== Prompt ==
Locate and copy all lines bearing the word "Contains".

== Supplied data ==
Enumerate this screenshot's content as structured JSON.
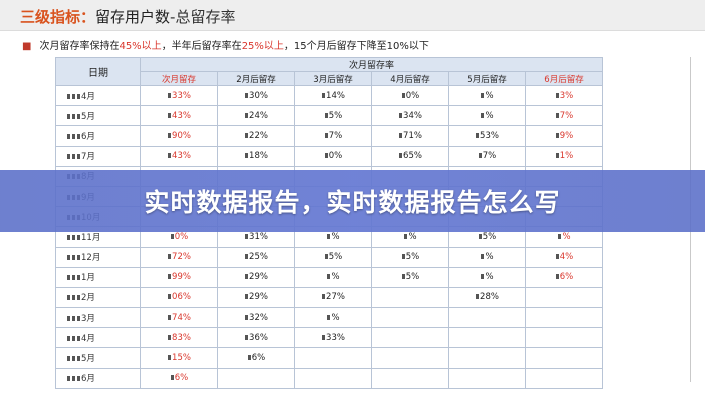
{
  "header": {
    "title_part1": "三级指标：",
    "title_part2": "留存用户数",
    "title_part3": "-总留存率"
  },
  "subtitle": {
    "prefix": "次月留存率保持在",
    "v1": "45%以上",
    "mid1": "，半年后留存率在",
    "v2": "25%以上",
    "tail": "，15个月后留存下降至10%以下"
  },
  "table": {
    "date_header": "日期",
    "group_header": "次月留存率",
    "month_headers": [
      "次月留存",
      "2月后留存",
      "3月后留存",
      "4月后留存",
      "5月后留存",
      "6月后留存"
    ],
    "rows": [
      {
        "date": "4月",
        "cells": [
          "33%",
          "30%",
          "14%",
          "0%",
          "%",
          "3%"
        ]
      },
      {
        "date": "5月",
        "cells": [
          "43%",
          "24%",
          "5%",
          "34%",
          "%",
          "7%"
        ]
      },
      {
        "date": "6月",
        "cells": [
          "90%",
          "22%",
          "7%",
          "71%",
          "53%",
          "9%"
        ]
      },
      {
        "date": "7月",
        "cells": [
          "43%",
          "18%",
          "0%",
          "65%",
          "7%",
          "1%"
        ]
      },
      {
        "date": "8月",
        "cells": [
          "",
          "",
          "",
          "",
          "",
          ""
        ]
      },
      {
        "date": "9月",
        "cells": [
          "",
          "",
          "",
          "",
          "",
          ""
        ]
      },
      {
        "date": "10月",
        "cells": [
          "",
          "",
          "",
          "",
          "",
          ""
        ]
      },
      {
        "date": "11月",
        "cells": [
          "0%",
          "31%",
          "%",
          "%",
          "5%",
          "%"
        ]
      },
      {
        "date": "12月",
        "cells": [
          "72%",
          "25%",
          "5%",
          "5%",
          "%",
          "4%"
        ]
      },
      {
        "date": "1月",
        "cells": [
          "99%",
          "29%",
          "%",
          "5%",
          "%",
          "6%"
        ]
      },
      {
        "date": "2月",
        "cells": [
          "06%",
          "29%",
          "27%",
          "",
          "28%",
          ""
        ]
      },
      {
        "date": "3月",
        "cells": [
          "74%",
          "32%",
          "%",
          "",
          "",
          ""
        ]
      },
      {
        "date": "4月",
        "cells": [
          "83%",
          "36%",
          "33%",
          "",
          "",
          ""
        ]
      },
      {
        "date": "5月",
        "cells": [
          "15%",
          "6%",
          "",
          "",
          "",
          ""
        ]
      },
      {
        "date": "6月",
        "cells": [
          "6%",
          "",
          "",
          "",
          "",
          ""
        ]
      }
    ]
  },
  "banner": {
    "text": "实时数据报告，实时数据报告怎么写"
  }
}
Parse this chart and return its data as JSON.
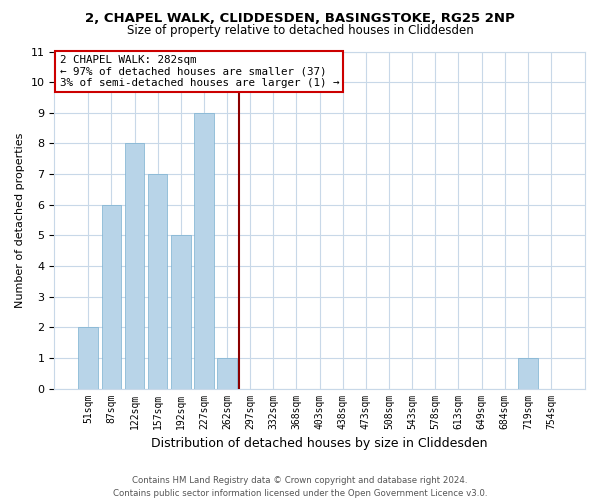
{
  "title1": "2, CHAPEL WALK, CLIDDESDEN, BASINGSTOKE, RG25 2NP",
  "title2": "Size of property relative to detached houses in Cliddesden",
  "xlabel": "Distribution of detached houses by size in Cliddesden",
  "ylabel": "Number of detached properties",
  "bar_labels": [
    "51sqm",
    "87sqm",
    "122sqm",
    "157sqm",
    "192sqm",
    "227sqm",
    "262sqm",
    "297sqm",
    "332sqm",
    "368sqm",
    "403sqm",
    "438sqm",
    "473sqm",
    "508sqm",
    "543sqm",
    "578sqm",
    "613sqm",
    "649sqm",
    "684sqm",
    "719sqm",
    "754sqm"
  ],
  "bar_values": [
    2,
    6,
    8,
    7,
    5,
    9,
    1,
    0,
    0,
    0,
    0,
    0,
    0,
    0,
    0,
    0,
    0,
    0,
    0,
    1,
    0
  ],
  "bar_color": "#b8d4e8",
  "ylim": [
    0,
    11
  ],
  "yticks": [
    0,
    1,
    2,
    3,
    4,
    5,
    6,
    7,
    8,
    9,
    10,
    11
  ],
  "annotation_title": "2 CHAPEL WALK: 282sqm",
  "annotation_line1": "← 97% of detached houses are smaller (37)",
  "annotation_line2": "3% of semi-detached houses are larger (1) →",
  "footer1": "Contains HM Land Registry data © Crown copyright and database right 2024.",
  "footer2": "Contains public sector information licensed under the Open Government Licence v3.0.",
  "bg_color": "#ffffff",
  "grid_color": "#c8d8e8",
  "vline_x": 6.5,
  "vline_color": "#8b0000"
}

== Exercise output ==
  "footer1": "Contains HM Land Registry data © Crown copyright and database right 2024.",
  "footer2": "Contains public sector information licensed under the Open Government Licence v3.0.",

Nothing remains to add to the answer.